- **Task requirements**: Restate each line below word for word, skipping every picture.

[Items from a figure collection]
:::::

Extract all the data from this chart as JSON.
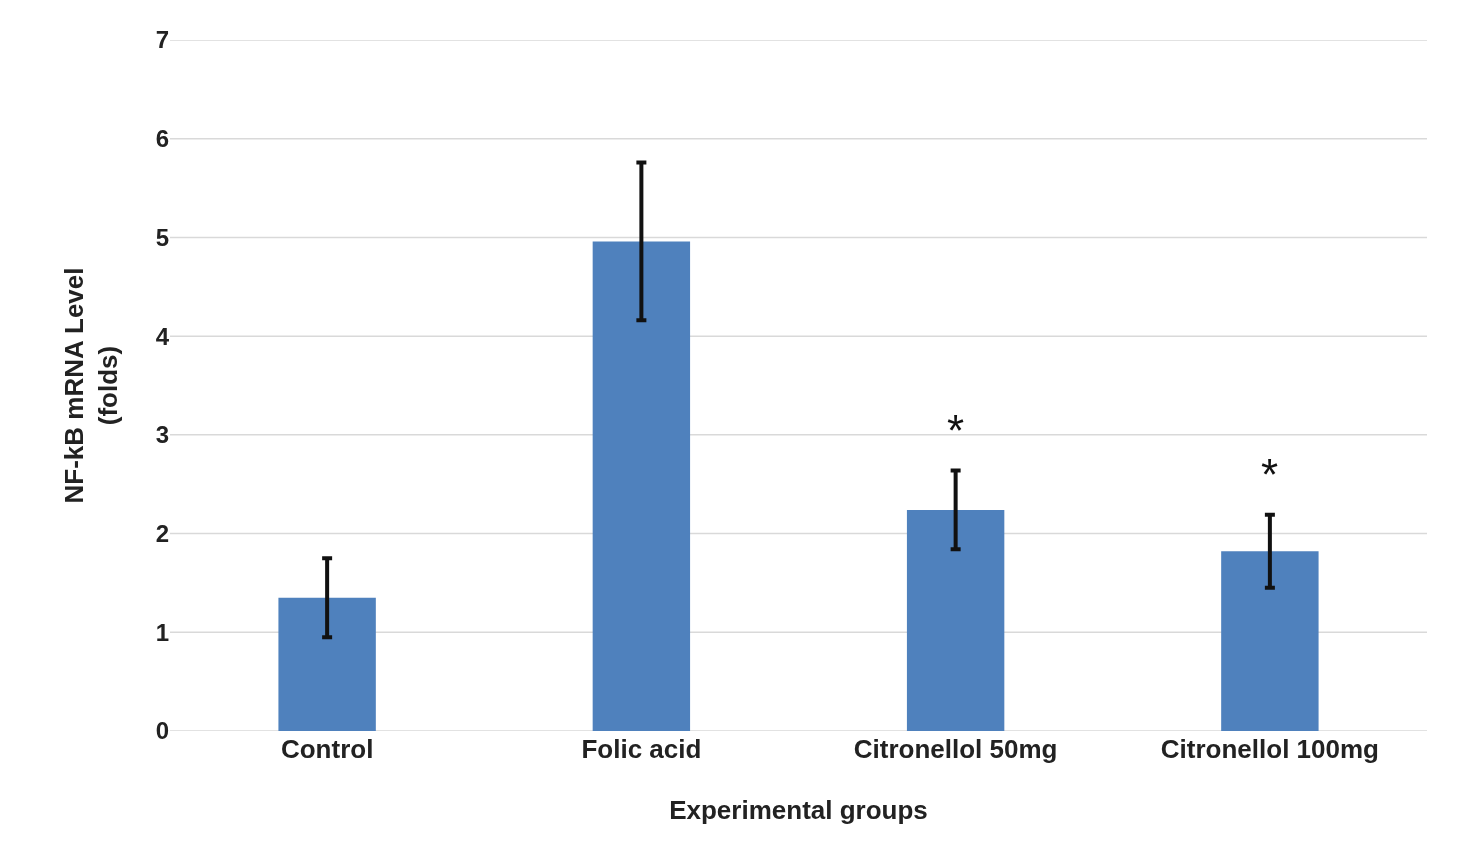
{
  "chart_data": {
    "type": "bar",
    "xlabel": "Experimental groups",
    "ylabel": "NF-kB mRNA Level\n(folds)",
    "categories": [
      "Control",
      "Folic acid",
      "Citronellol 50mg",
      "Citronellol 100mg"
    ],
    "values": [
      1.35,
      4.96,
      2.24,
      1.82
    ],
    "errors": [
      0.4,
      0.8,
      0.4,
      0.37
    ],
    "color": "#4f81bd",
    "ylim": [
      0,
      7
    ],
    "yticks": [
      0,
      1,
      2,
      3,
      4,
      5,
      6,
      7
    ],
    "grid": "y",
    "legend": false,
    "annotations": [
      "*",
      "*"
    ]
  }
}
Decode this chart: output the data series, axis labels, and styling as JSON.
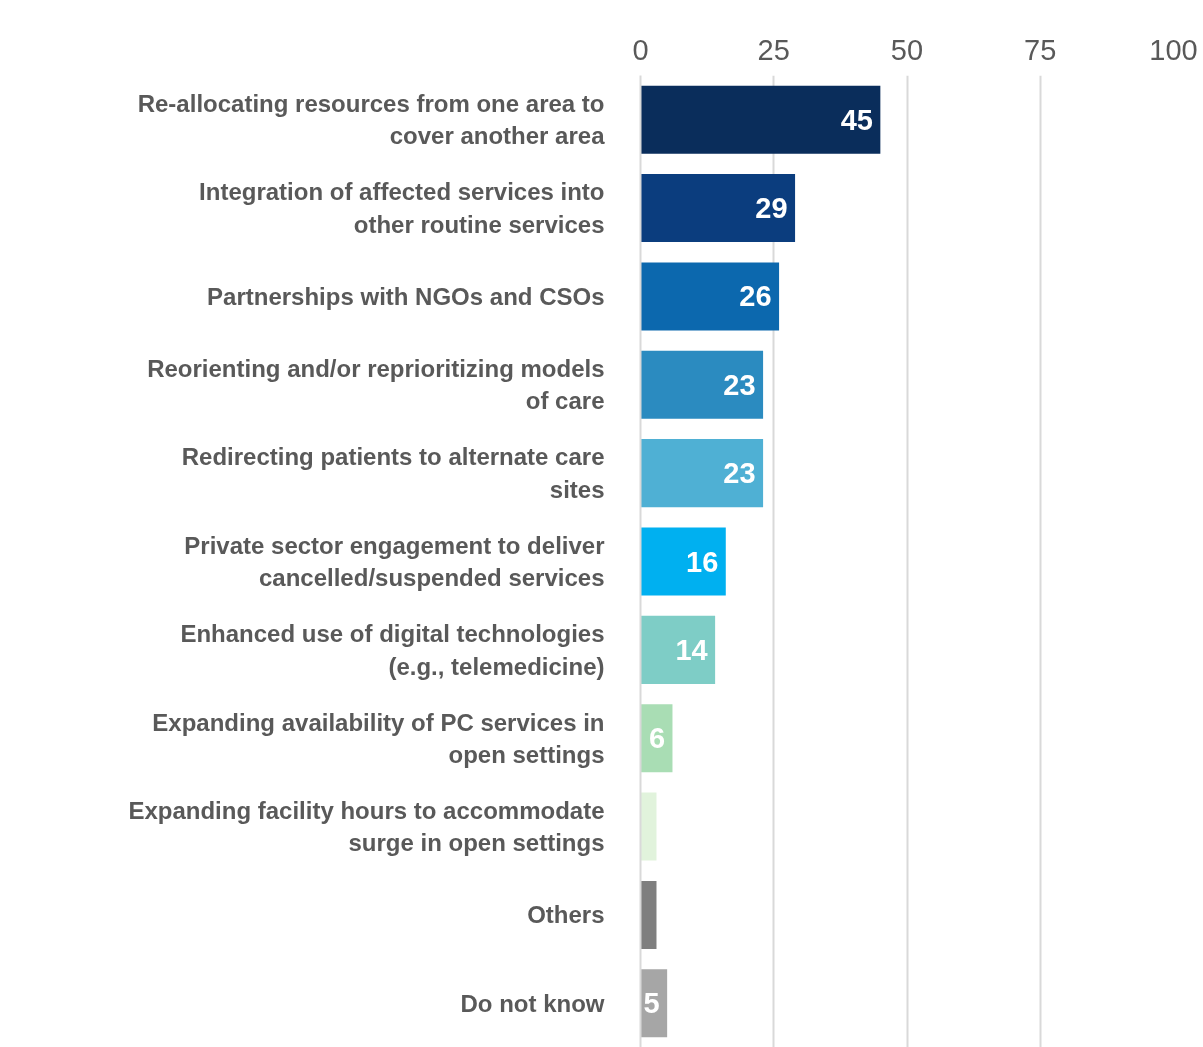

:::::

- **Worked solution**:
Extract all the data from this chart as JSON.
{
  "chart_data": {
    "type": "bar",
    "xlabel": "Experimental groups",
    "ylabel": "NF-kB mRNA Level\n(folds)",
    "categories": [
      "Control",
      "Folic acid",
      "Citronellol 50mg",
      "Citronellol 100mg"
    ],
    "values": [
      1.35,
      4.96,
      2.24,
      1.82
    ],
    "errors": [
      0.4,
      0.8,
      0.4,
      0.37
    ],
    "color": "#4f81bd",
    "ylim": [
      0,
      7
    ],
    "yticks": [
      0,
      1,
      2,
      3,
      4,
      5,
      6,
      7
    ],
    "grid": "y",
    "legend": false,
    "annotations": [
      "*",
      "*"
    ]
  }
}
Decode this chart: output the data series, axis labels, and styling as JSON.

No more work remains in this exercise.